**What is expected:** Find how many lines of the listing below include the word "development", then report the number by itself.

(Saved entries)
--*--
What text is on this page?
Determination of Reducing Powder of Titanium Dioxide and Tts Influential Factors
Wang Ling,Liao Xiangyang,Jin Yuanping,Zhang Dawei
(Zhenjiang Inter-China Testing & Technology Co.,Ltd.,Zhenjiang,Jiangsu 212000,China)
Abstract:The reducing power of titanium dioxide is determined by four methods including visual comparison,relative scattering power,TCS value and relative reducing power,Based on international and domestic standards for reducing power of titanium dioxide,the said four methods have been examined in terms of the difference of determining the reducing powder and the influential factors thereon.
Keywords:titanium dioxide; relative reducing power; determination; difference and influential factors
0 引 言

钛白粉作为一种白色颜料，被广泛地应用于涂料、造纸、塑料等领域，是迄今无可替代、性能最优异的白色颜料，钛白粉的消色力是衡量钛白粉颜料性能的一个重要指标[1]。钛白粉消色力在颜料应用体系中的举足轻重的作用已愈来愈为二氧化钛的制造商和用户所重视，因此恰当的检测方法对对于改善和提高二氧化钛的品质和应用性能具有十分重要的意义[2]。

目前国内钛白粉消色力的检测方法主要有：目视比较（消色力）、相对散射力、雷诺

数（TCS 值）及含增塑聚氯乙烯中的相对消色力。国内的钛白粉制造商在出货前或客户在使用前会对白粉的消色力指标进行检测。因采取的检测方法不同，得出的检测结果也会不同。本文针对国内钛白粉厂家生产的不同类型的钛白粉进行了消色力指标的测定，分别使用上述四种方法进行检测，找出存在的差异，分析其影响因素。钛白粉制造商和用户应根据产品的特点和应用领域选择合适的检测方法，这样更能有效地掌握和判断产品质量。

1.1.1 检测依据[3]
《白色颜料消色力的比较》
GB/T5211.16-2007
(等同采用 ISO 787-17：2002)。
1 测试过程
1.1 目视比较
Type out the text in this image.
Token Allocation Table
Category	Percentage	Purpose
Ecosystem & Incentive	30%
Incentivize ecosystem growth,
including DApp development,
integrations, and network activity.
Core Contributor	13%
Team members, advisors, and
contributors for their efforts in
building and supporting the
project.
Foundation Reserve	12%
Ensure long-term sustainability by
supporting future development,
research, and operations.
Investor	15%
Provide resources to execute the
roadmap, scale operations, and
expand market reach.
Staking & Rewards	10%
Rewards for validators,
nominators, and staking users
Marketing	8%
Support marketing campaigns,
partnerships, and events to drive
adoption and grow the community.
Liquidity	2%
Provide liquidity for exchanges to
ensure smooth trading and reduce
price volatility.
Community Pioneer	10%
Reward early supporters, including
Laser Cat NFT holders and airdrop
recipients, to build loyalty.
--*--
**Result for this task:** 2